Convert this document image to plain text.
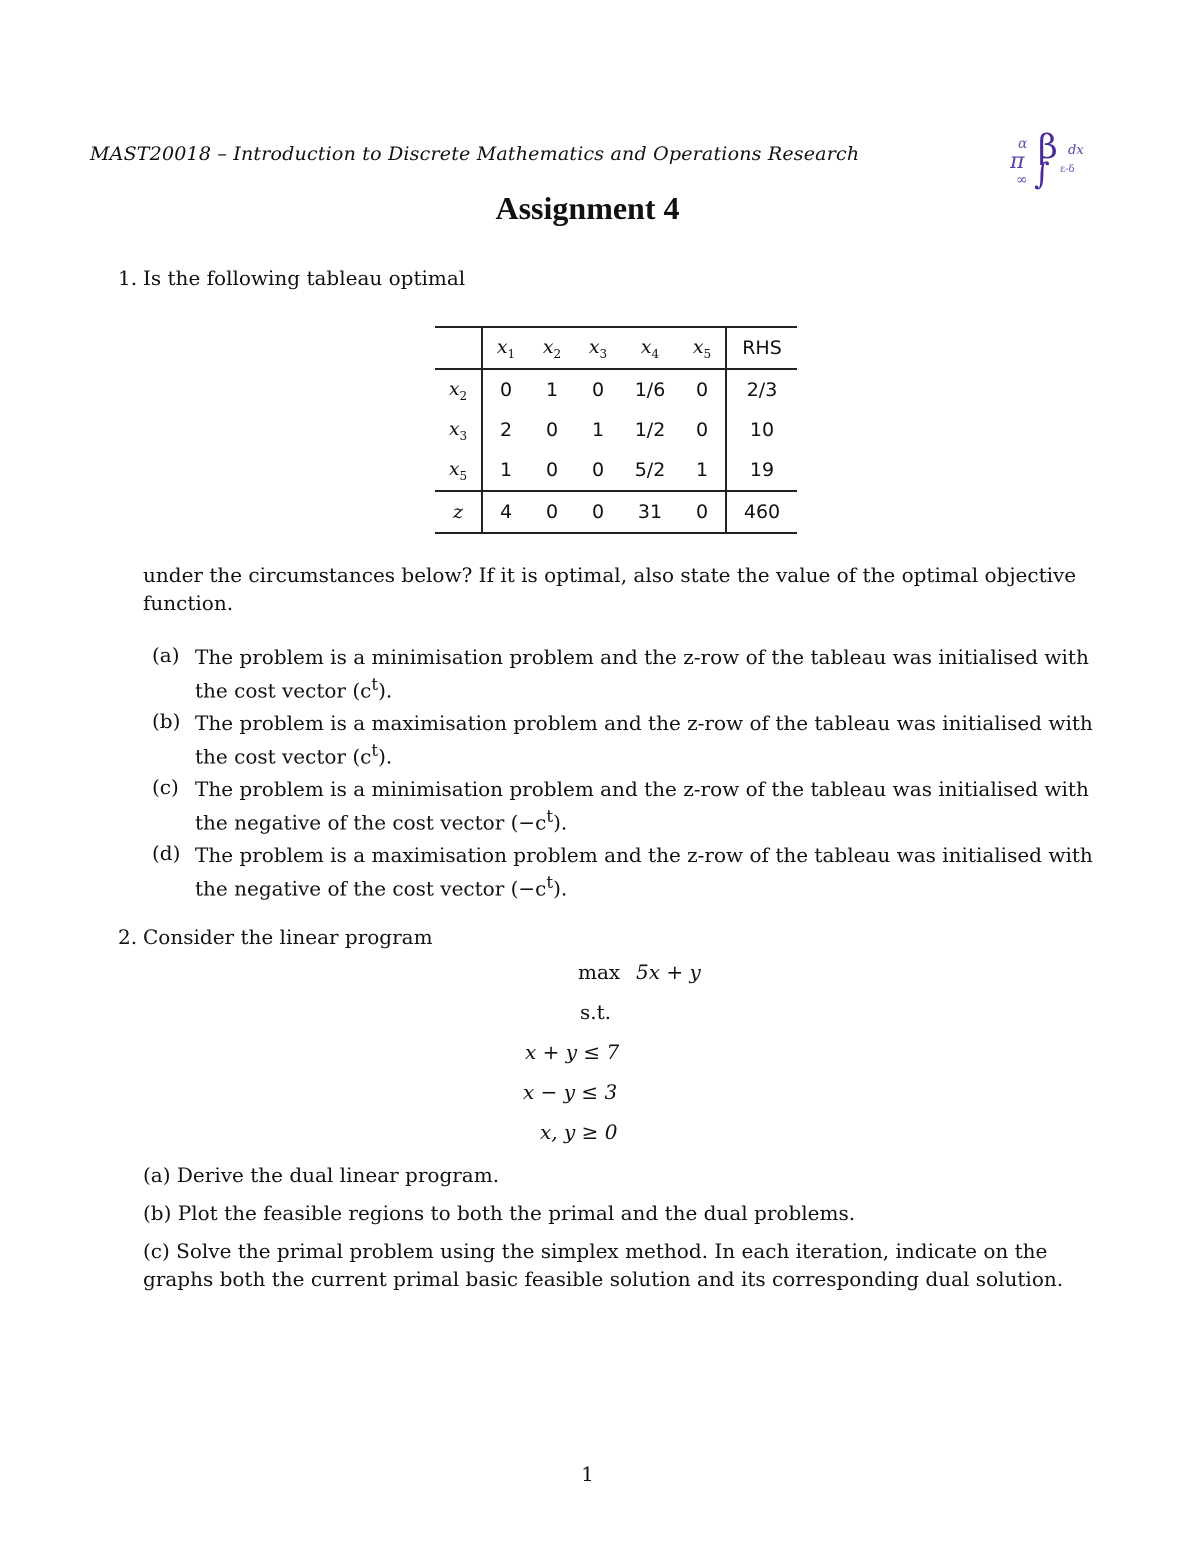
MAST20018 – Introduction to Discrete Mathematics and Operations Research	α β
π ∫
dx
ε-δ
∞
Assignment 4
1. Is the following tableau optimal
	$x_1$	$x_2$	$x_3$	$x_4$	$x_5$	RHS
$x_2$	0	1	0	1/6	0	2/3
$x_3$	2	0	1	1/2	0	10
$x_5$	1	0	0	5/2	1	19
z	4	0	0	31	0	460
under the circumstances below? If it is optimal, also state the value of the optimal objective
function.
(a) The problem is a minimisation problem and the z-row of the tableau was initialised with
the cost vector $(c^t)$.
(b) The problem is a maximisation problem and the z-row of the tableau was initialised with
the cost vector $(c^t)$.
(c) The problem is a minimisation problem and the z-row of the tableau was initialised with
the negative of the cost vector $(-c^t)$.
(d) The problem is a maximisation problem and the z-row of the tableau was initialised with
the negative of the cost vector $(-c^t)$.
2. Consider the linear program
max 5x + y
s.t.
x + y ≤ 7
x − y ≤ 3
x, y ≥ 0
(a) Derive the dual linear program.
(b) Plot the feasible regions to both the primal and the dual problems.
(c) Solve the primal problem using the simplex method. In each iteration, indicate on the
graphs both the current primal basic feasible solution and its corresponding dual solution.
1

# # # # #

» Short task:
Take the listing and print it again exactly, but without any pictures.

» Final answer:
Convert this document image to plain text.
MAST20018 – Introduction to Discrete Mathematics and Operations Research	α β
π ∫
dx
ε-δ
∞
Assignment 4
1. Is the following tableau optimal
	$x_1$	$x_2$	$x_3$	$x_4$	$x_5$	RHS
$x_2$	0	1	0	1/6	0	2/3
$x_3$	2	0	1	1/2	0	10
$x_5$	1	0	0	5/2	1	19
z	4	0	0	31	0	460
under the circumstances below? If it is optimal, also state the value of the optimal objective
function.
(a) The problem is a minimisation problem and the z-row of the tableau was initialised with
the cost vector $(c^t)$.
(b) The problem is a maximisation problem and the z-row of the tableau was initialised with
the cost vector $(c^t)$.
(c) The problem is a minimisation problem and the z-row of the tableau was initialised with
the negative of the cost vector $(-c^t)$.
(d) The problem is a maximisation problem and the z-row of the tableau was initialised with
the negative of the cost vector $(-c^t)$.
2. Consider the linear program
max 5x + y
s.t.
x + y ≤ 7
x − y ≤ 3
x, y ≥ 0
(a) Derive the dual linear program.
(b) Plot the feasible regions to both the primal and the dual problems.
(c) Solve the primal problem using the simplex method. In each iteration, indicate on the
graphs both the current primal basic feasible solution and its corresponding dual solution.
1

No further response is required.